■ WHAT TO WORK ON: The exercise asks you to copy every line below in which "корневого" appears.

[Stored dataset items]
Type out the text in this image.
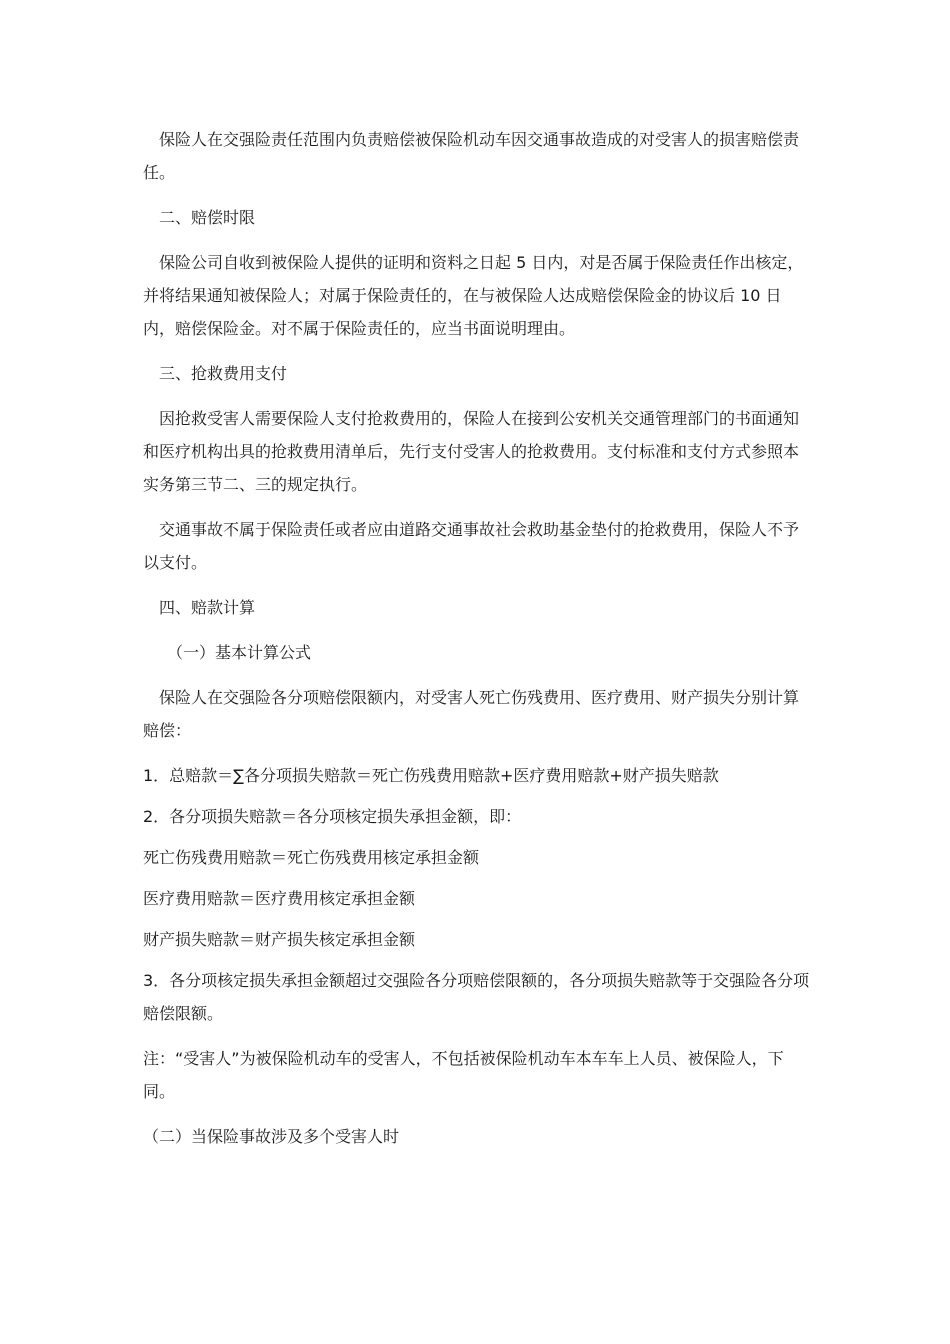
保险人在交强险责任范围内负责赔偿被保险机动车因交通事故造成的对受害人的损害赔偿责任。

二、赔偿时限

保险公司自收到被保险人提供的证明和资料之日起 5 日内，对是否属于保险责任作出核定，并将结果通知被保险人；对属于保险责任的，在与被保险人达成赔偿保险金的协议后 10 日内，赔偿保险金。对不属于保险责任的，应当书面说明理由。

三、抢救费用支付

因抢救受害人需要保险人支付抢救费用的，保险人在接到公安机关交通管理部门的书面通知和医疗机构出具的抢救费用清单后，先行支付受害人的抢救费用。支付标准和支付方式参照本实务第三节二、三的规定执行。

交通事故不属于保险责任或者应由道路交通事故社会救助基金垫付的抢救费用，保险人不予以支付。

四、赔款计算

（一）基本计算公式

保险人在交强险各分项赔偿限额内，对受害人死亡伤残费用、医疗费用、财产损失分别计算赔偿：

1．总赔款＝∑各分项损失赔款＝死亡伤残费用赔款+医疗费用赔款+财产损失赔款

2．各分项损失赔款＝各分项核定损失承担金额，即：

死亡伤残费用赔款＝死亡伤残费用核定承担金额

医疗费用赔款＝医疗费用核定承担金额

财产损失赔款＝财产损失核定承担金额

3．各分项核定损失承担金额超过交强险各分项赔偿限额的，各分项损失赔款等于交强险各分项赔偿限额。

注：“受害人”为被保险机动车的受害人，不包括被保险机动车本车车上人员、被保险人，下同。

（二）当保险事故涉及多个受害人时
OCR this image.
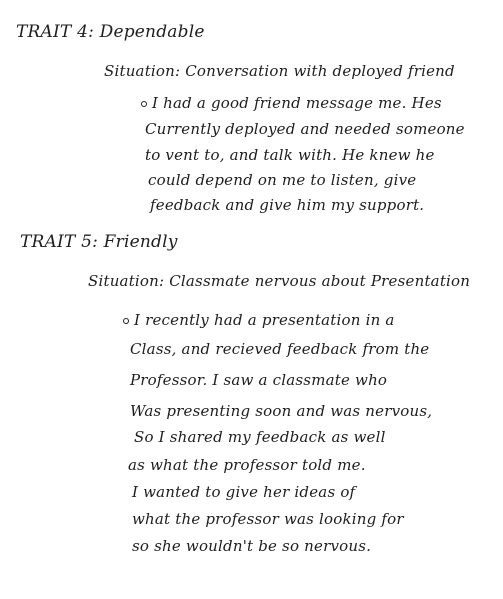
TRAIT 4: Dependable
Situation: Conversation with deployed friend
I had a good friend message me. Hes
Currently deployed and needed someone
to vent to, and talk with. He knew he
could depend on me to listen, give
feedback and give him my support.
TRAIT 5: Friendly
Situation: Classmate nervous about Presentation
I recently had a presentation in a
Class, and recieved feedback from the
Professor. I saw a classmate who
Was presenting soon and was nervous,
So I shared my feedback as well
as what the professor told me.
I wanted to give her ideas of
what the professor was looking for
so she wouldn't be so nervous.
==
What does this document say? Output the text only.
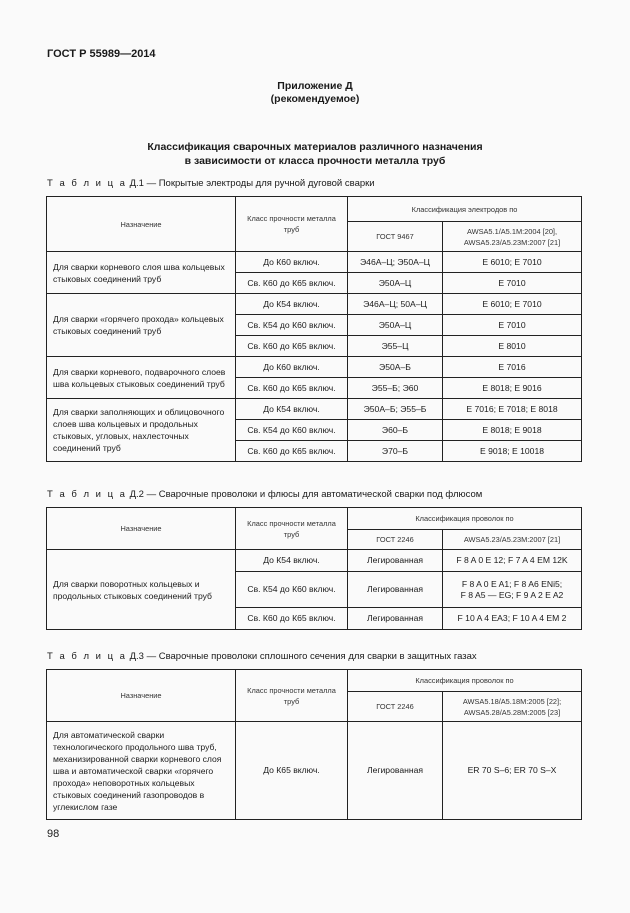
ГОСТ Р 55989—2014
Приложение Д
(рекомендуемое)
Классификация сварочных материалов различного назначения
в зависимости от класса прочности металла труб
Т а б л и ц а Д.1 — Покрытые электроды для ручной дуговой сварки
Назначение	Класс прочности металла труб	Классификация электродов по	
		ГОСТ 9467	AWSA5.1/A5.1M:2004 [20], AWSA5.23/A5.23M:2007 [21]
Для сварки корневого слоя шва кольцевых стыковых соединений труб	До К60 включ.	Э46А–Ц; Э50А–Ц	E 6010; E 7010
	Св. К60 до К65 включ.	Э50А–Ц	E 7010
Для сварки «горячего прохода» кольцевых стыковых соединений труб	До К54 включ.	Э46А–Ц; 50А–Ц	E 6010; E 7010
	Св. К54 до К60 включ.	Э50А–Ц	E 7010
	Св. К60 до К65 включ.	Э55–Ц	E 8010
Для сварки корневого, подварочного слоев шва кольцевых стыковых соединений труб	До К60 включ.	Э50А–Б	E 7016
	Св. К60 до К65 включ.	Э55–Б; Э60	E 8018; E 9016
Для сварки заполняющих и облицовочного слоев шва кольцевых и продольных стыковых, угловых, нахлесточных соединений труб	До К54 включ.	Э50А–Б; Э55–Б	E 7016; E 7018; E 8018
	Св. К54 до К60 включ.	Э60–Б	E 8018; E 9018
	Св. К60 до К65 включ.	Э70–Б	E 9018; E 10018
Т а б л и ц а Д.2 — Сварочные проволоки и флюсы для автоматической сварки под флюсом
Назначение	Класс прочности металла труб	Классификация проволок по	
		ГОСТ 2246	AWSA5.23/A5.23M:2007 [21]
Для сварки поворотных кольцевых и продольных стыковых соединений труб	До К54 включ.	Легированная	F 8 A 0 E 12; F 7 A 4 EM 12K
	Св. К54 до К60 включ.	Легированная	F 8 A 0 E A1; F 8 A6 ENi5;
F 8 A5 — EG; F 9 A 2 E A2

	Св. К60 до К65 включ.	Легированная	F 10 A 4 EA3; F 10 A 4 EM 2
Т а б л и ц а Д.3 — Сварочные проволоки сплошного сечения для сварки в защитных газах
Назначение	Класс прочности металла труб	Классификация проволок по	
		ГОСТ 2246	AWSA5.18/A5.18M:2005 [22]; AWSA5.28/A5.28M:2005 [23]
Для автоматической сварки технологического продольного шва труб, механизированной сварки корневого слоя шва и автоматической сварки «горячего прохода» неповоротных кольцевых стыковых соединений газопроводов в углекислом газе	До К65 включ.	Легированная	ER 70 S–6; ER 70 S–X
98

■ OUTPUT BELOW:
Для сварки корневого слоя шва кольцевых стыковых соединений труб	До К60 включ.	Э46А–Ц; Э50А–Ц	E 6010; E 7010
Для сварки корневого, подварочного слоев шва кольцевых стыковых соединений труб	До К60 включ.	Э50А–Б	E 7016
Для автоматической сварки технологического продольного шва труб, механизированной сварки корневого слоя шва и автоматической сварки «горячего прохода» неповоротных кольцевых стыковых соединений газопроводов в углекислом газе	До К65 включ.	Легированная	ER 70 S–6; ER 70 S–X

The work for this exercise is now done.